Problem - Pictures should be excluded; otherwise, copy every entry exactly.
◇ ◇ ◇ ◇ ◇
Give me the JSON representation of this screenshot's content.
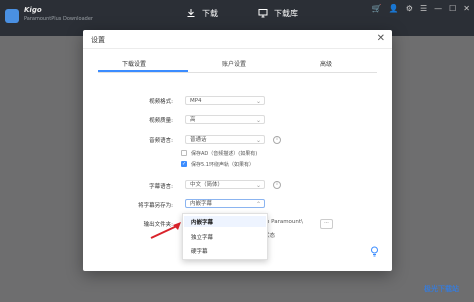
{
  "app": {
    "name": "Kigo",
    "subtitle": "ParamountPlus Downloader"
  },
  "nav": {
    "download": "下载",
    "library": "下载库"
  },
  "dialog": {
    "title": "设置",
    "close": "✕",
    "tabs": [
      "下载设置",
      "账户设置",
      "高级"
    ],
    "rows": {
      "video_format": {
        "label": "视频格式:",
        "value": "MP4"
      },
      "video_quality": {
        "label": "视频质量:",
        "value": "高"
      },
      "audio_lang": {
        "label": "音频语言:",
        "value": "普通话"
      },
      "save_ad": "保存AD（音频描述）(如果有)",
      "save_51": "保存5.1环绕声轨（如果有）",
      "subtitle_lang": {
        "label": "字幕语言:",
        "value": "中文（简体）"
      },
      "subtitle_save_as": {
        "label": "将字幕另存为:",
        "value": "内嵌字幕"
      },
      "output_folder": {
        "label": "输出文件夹:",
        "value": "igo Paramount\\",
        "browse": "···"
      },
      "status_tail": "状态"
    },
    "dropdown": [
      "内嵌字幕",
      "独立字幕",
      "硬字幕"
    ]
  },
  "watermark": "极光下载站"
}
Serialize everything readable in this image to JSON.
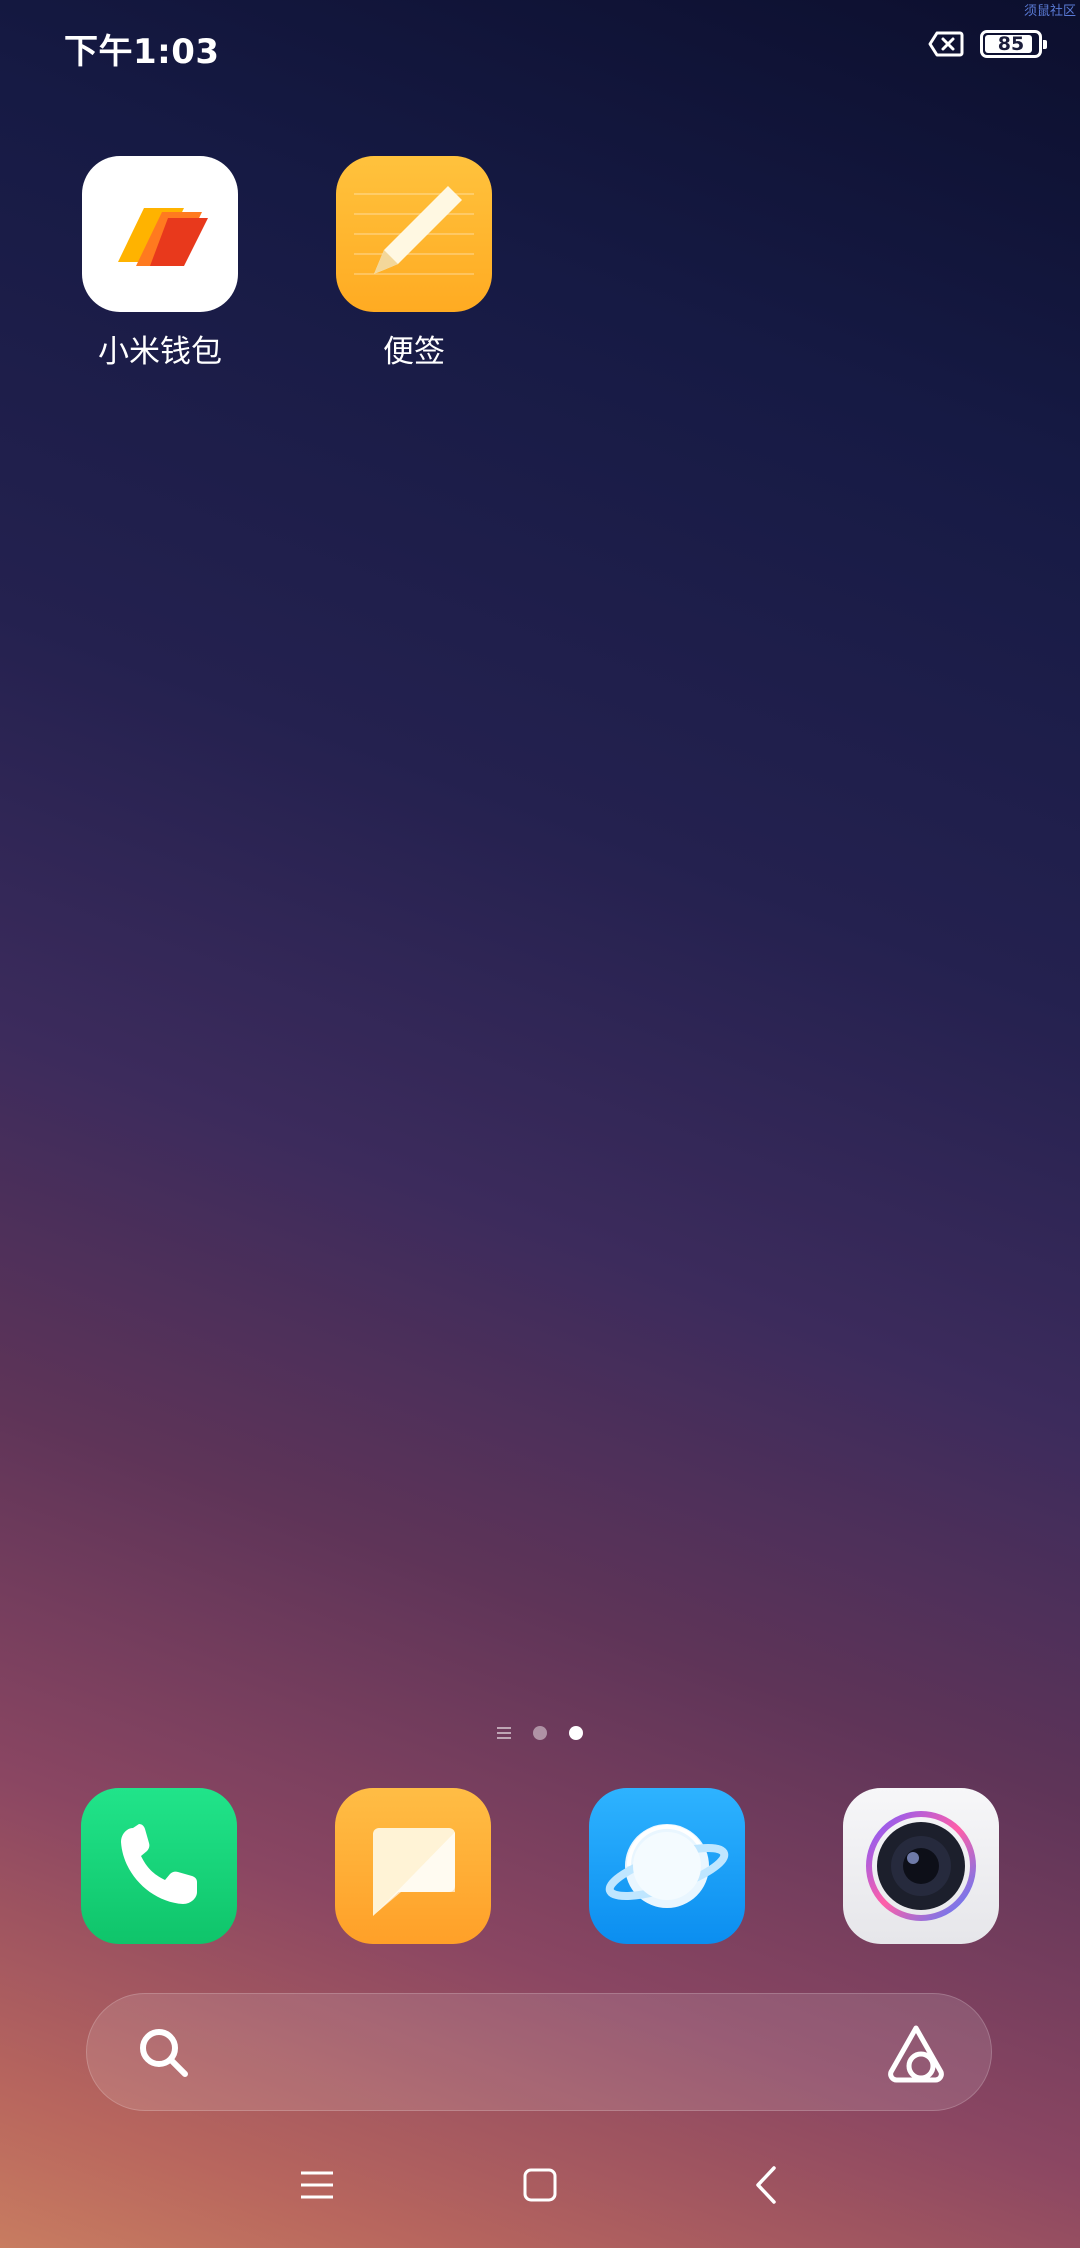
{
  "status_bar": {
    "time": "下午1:03",
    "battery_level": "85",
    "sim_icon": "no-sim-icon",
    "corner_text": "须鼠社区"
  },
  "home_apps": [
    {
      "label": "小米钱包",
      "icon": "mi-wallet-icon"
    },
    {
      "label": "便签",
      "icon": "notes-icon"
    }
  ],
  "page_indicator": {
    "pages": 2,
    "active_page": 2,
    "has_feed_page": true
  },
  "dock": [
    {
      "name": "phone",
      "icon": "phone-icon",
      "color": "#1ed67d"
    },
    {
      "name": "messages",
      "icon": "message-icon",
      "color": "#ffab38"
    },
    {
      "name": "browser",
      "icon": "browser-icon",
      "color": "#1aa3ff"
    },
    {
      "name": "camera",
      "icon": "camera-icon",
      "color": "#f1f1f3"
    }
  ],
  "search_bar": {
    "search_icon": "search-icon",
    "assistant_icon": "ai-assistant-icon"
  },
  "nav_bar": {
    "menu_icon": "menu-icon",
    "home_icon": "home-icon",
    "back_icon": "back-icon"
  }
}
◇ ◇ ◇ ◇ ◇
Final answer -
Give me the JSON representation of this screenshot's content.
{
  "app": {
    "name": "Kigo",
    "subtitle": "ParamountPlus Downloader"
  },
  "nav": {
    "download": "下载",
    "library": "下载库"
  },
  "dialog": {
    "title": "设置",
    "close": "✕",
    "tabs": [
      "下载设置",
      "账户设置",
      "高级"
    ],
    "rows": {
      "video_format": {
        "label": "视频格式:",
        "value": "MP4"
      },
      "video_quality": {
        "label": "视频质量:",
        "value": "高"
      },
      "audio_lang": {
        "label": "音频语言:",
        "value": "普通话"
      },
      "save_ad": "保存AD（音频描述）(如果有)",
      "save_51": "保存5.1环绕声轨（如果有）",
      "subtitle_lang": {
        "label": "字幕语言:",
        "value": "中文（简体）"
      },
      "subtitle_save_as": {
        "label": "将字幕另存为:",
        "value": "内嵌字幕"
      },
      "output_folder": {
        "label": "输出文件夹:",
        "value": "igo Paramount\\",
        "browse": "···"
      },
      "status_tail": "状态"
    },
    "dropdown": [
      "内嵌字幕",
      "独立字幕",
      "硬字幕"
    ]
  },
  "watermark": "极光下载站"
}
Serialize everything readable in this image to JSON.
{
  "status_bar": {
    "time": "下午1:03",
    "battery_level": "85",
    "sim_icon": "no-sim-icon",
    "corner_text": "须鼠社区"
  },
  "home_apps": [
    {
      "label": "小米钱包",
      "icon": "mi-wallet-icon"
    },
    {
      "label": "便签",
      "icon": "notes-icon"
    }
  ],
  "page_indicator": {
    "pages": 2,
    "active_page": 2,
    "has_feed_page": true
  },
  "dock": [
    {
      "name": "phone",
      "icon": "phone-icon",
      "color": "#1ed67d"
    },
    {
      "name": "messages",
      "icon": "message-icon",
      "color": "#ffab38"
    },
    {
      "name": "browser",
      "icon": "browser-icon",
      "color": "#1aa3ff"
    },
    {
      "name": "camera",
      "icon": "camera-icon",
      "color": "#f1f1f3"
    }
  ],
  "search_bar": {
    "search_icon": "search-icon",
    "assistant_icon": "ai-assistant-icon"
  },
  "nav_bar": {
    "menu_icon": "menu-icon",
    "home_icon": "home-icon",
    "back_icon": "back-icon"
  }
}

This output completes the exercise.